### JOB:
Say how many lines contain "Veter"; the answer is the number alone.

_ _ _ _ _ _ _

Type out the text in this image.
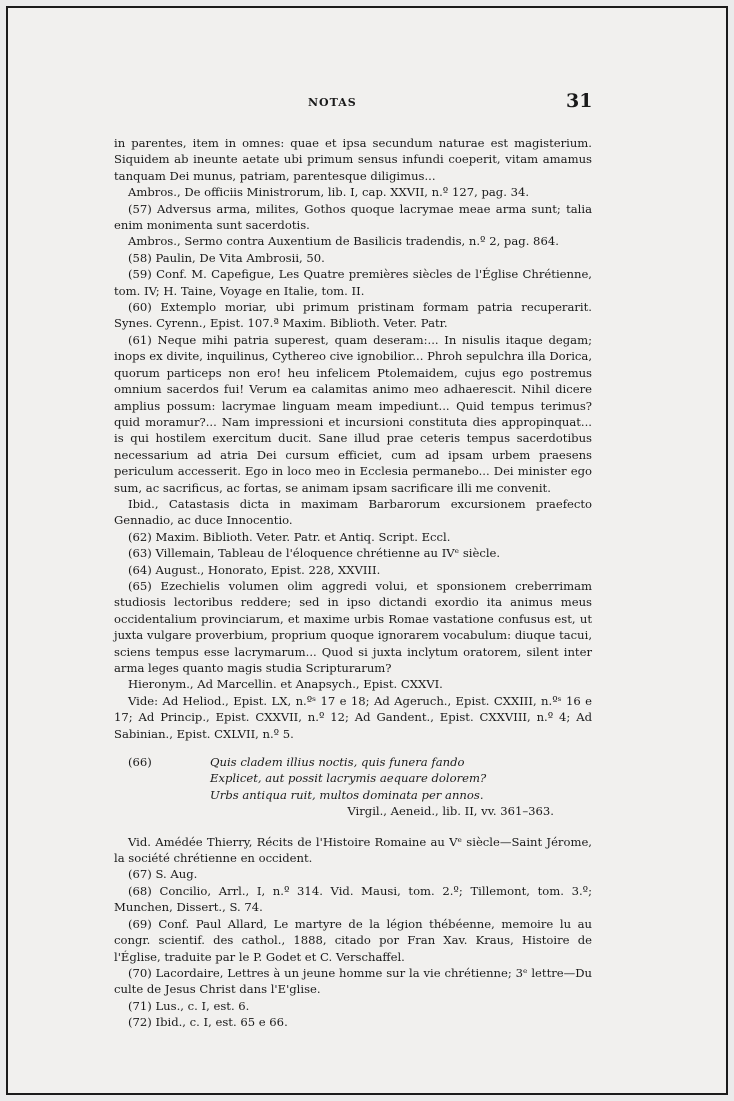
NOTAS	31

in parentes, item in omnes: quae et ipsa secundum naturae est magisterium. Siquidem ab ineunte aetate ubi primum sensus infundi coeperit, vitam amamus tanquam Dei munus, patriam, parentesque diligimus...

Ambros., De officiis Ministrorum, lib. I, cap. XXVII, n.º 127, pag. 34.

(57) Adversus arma, milites, Gothos quoque lacrymae meae arma sunt; talia enim monimenta sunt sacerdotis.

Ambros., Sermo contra Auxentium de Basilicis tradendis, n.º 2, pag. 864.

(58) Paulin, De Vita Ambrosii, 50.

(59) Conf. M. Capefigue, Les Quatre premières siècles de l'Église Chrétienne, tom. IV; H. Taine, Voyage en Italie, tom. II.

(60) Extemplo moriar, ubi primum pristinam formam patria recuperarit. Synes. Cyrenn., Epist. 107.ª Maxim. Biblioth. Veter. Patr.

(61) Neque mihi patria superest, quam deseram:... In nisulis itaque degam; inops ex divite, inquilinus, Cythereo cive ignobilior... Phroh sepulchra illa Dorica, quorum particeps non ero! heu infelicem Ptolemaidem, cujus ego postremus omnium sacerdos fui! Verum ea calamitas animo meo adhaerescit. Nihil dicere amplius possum: lacrymae linguam meam impediunt... Quid tempus terimus? quid moramur?... Nam impressioni et incursioni constituta dies appropinquat... is qui hostilem exercitum ducit. Sane illud prae ceteris tempus sacerdotibus necessarium ad atria Dei cursum efficiet, cum ad ipsam urbem praesens periculum accesserit. Ego in loco meo in Ecclesia permanebo... Dei minister ego sum, ac sacrificus, ac fortas, se animam ipsam sacrificare illi me convenit.

Ibid., Catastasis dicta in maximam Barbarorum excursionem praefecto Gennadio, ac duce Innocentio.

(62) Maxim. Biblioth. Veter. Patr. et Antiq. Script. Eccl.

(63) Villemain, Tableau de l'éloquence chrétienne au IVᵉ siècle.

(64) August., Honorato, Epist. 228, XXVIII.

(65) Ezechielis volumen olim aggredi volui, et sponsionem creberrimam studiosis lectoribus reddere; sed in ipso dictandi exordio ita animus meus occidentalium provinciarum, et maxime urbis Romae vastatione confusus est, ut juxta vulgare proverbium, proprium quoque ignorarem vocabulum: diuque tacui, sciens tempus esse lacrymarum... Quod si juxta inclytum oratorem, silent inter arma leges quanto magis studia Scripturarum?

Hieronym., Ad Marcellin. et Anapsych., Epist. CXXVI.

Vide: Ad Heliod., Epist. LX, n.ºˢ 17 e 18; Ad Ageruch., Epist. CXXIII, n.ºˢ 16 e 17; Ad Princip., Epist. CXXVII, n.º 12; Ad Gandent., Epist. CXXVIII, n.º 4; Ad Sabinian., Epist. CXLVII, n.º 5.

(66)	Quis cladem illius noctis, quis funera fando
Explicet, aut possit lacrymis aequare dolorem?
Urbs antiqua ruit, multos dominata per annos.
Virgil., Aeneid., lib. II, vv. 361–363.

Vid. Amédée Thierry, Récits de l'Histoire Romaine au Vᵉ siècle—Saint Jérome, la société chrétienne en occident.

(67) S. Aug.

(68) Concilio, Arrl., I, n.º 314. Vid. Mausi, tom. 2.º; Tillemont, tom. 3.º; Munchen, Dissert., S. 74.

(69) Conf. Paul Allard, Le martyre de la légion thébéenne, memoire lu au congr. scientif. des cathol., 1888, citado por Fran Xav. Kraus, Histoire de l'Église, traduite par le P. Godet et C. Verschaffel.

(70) Lacordaire, Lettres à un jeune homme sur la vie chrétienne; 3ᵉ lettre—Du culte de Jesus Christ dans l'E'glise.

(71) Lus., c. I, est. 6.

(72) Ibid., c. I, est. 65 e 66.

_ _ _ _ _ _ _

### SOLUTION FOR THIS PROBLEM:
2